*Texto fuente:*
____________________

Lo que Dios nos ha dado
En medio de un mundo lleno de incertidumbres, hay una verdad que permanece firme: Dios ya lo ha dado todo. No se trata de algo que tengamos que alcanzar con esfuerzo desesperado, sino de una realidad que recibimos al confiar en Él. A través de su poder divino, no nos dejó desprovistos, sino que nos equipó con todo lo necesario para vivir una vida de justicia, paz y propósito.
Este regalo comienza con un llamado personal. No somos espectadores al margen; Dios nos invita a conocerlo a través de su gloria y excelencia. Al responder a ese llamado, no solo encontramos sentido, sino que entramos en posesión de promesas valiosas y eternas. Promesas de esperanza en medio del dolor, de fuerza cuando flaqueamos, de perdón cuando fallamos.
Y no son meras palabras vacías. Son compromisos firmes, respaldados por el carácter fiel de Dios. Su bondad no es limitada ni condicional. Nos da lo que necesitamos, no lo que merecemos. Nos ofrece vida plena, no desde las circunstancias, sino desde su presencia constante.
Conocer a Dios no es un simple dato religioso; es el comienzo de una transformación. Porque al conocerlo, descubrimos quiénes somos en verdad: amados, llamados, provistos. Y en ese conocimiento, todo cambia. Ya no caminamos en la carencia, sino en la abundancia de lo que Él ya hizo por nosotros.

____________________

*Registros de datos:*
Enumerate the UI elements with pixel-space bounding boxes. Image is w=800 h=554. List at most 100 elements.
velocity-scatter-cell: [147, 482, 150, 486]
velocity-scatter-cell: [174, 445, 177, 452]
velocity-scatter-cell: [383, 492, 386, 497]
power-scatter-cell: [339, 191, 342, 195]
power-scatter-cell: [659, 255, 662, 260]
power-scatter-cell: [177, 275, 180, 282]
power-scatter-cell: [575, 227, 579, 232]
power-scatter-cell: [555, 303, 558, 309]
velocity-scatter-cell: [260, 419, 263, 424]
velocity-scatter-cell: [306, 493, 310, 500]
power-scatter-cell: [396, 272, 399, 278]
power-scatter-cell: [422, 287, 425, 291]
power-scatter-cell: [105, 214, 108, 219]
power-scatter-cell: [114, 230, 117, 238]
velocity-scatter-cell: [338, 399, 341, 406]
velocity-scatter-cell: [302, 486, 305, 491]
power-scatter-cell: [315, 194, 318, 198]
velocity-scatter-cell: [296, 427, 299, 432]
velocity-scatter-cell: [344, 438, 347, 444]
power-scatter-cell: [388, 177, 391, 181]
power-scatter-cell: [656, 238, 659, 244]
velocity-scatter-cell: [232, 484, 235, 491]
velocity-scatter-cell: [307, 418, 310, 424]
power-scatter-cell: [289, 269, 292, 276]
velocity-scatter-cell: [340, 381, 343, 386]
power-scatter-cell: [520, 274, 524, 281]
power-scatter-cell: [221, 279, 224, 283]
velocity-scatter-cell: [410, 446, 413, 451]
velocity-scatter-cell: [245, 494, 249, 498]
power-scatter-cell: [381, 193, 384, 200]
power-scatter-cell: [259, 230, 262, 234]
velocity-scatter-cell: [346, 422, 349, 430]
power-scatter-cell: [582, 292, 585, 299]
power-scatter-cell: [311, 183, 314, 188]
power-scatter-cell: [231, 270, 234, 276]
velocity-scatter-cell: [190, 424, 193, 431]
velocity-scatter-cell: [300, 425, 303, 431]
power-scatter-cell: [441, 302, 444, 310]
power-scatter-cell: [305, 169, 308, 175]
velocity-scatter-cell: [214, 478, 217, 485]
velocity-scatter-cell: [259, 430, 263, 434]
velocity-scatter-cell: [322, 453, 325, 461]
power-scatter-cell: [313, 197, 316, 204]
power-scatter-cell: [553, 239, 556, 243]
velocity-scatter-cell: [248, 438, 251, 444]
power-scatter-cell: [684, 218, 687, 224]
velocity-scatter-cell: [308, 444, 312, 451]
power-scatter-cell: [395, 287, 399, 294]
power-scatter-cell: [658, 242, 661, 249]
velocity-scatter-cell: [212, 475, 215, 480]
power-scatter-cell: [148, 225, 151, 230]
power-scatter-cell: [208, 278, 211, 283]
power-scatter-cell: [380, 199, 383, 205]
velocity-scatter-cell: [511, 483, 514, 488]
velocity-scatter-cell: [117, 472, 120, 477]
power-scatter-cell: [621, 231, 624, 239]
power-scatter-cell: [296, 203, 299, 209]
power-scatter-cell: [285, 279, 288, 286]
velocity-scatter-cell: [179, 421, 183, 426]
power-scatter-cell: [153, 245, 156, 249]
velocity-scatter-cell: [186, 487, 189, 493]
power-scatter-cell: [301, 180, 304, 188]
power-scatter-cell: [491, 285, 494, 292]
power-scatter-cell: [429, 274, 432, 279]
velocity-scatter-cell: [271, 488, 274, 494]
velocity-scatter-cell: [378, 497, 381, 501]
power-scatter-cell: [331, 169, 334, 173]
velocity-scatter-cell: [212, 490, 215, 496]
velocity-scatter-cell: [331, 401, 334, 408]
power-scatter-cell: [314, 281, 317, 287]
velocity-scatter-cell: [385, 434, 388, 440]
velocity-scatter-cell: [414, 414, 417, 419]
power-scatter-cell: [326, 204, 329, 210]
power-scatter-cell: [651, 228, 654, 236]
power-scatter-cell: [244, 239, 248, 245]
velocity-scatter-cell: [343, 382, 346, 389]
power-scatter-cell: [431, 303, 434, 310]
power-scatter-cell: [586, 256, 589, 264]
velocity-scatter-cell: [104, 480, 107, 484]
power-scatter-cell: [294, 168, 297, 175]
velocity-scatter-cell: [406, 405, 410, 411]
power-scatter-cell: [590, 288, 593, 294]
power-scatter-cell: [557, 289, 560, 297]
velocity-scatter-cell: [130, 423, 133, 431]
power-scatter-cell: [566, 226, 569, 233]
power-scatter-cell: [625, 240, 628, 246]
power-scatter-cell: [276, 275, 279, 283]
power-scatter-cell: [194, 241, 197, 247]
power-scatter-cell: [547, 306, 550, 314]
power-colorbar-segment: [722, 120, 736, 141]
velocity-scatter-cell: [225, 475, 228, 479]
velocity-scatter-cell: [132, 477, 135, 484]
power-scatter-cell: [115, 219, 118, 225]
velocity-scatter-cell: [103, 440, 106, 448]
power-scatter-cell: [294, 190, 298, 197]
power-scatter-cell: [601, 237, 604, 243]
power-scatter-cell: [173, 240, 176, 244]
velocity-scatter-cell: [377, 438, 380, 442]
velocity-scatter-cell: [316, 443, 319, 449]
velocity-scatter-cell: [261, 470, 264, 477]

____________________

*Objetivo del ejercicio:*
Reproduce literalmente, del texto sobre lo que Dios nos ha dado, el fragmento que comienza con las palabras que contienen "Y no son meras" y termina con "hizo por nosotros.".

*Espacio de respuesta:*
Y no son meras palabras vacías. Son compromisos firmes, respaldados por el carácter fiel de Dios. Su bondad no es limitada ni condicional. Nos da lo que necesitamos, no lo que merecemos. Nos ofrece vida plena, no desde las circunstancias, sino desde su presencia constante.
Conocer a Dios no es un simple dato religioso; es el comienzo de una transformación. Porque al conocerlo, descubrimos quiénes somos en verdad: amados, llamados, provistos. Y en ese conocimiento, todo cambia. Ya no caminamos en la carencia, sino en la abundancia de lo que Él ya hizo por nosotros.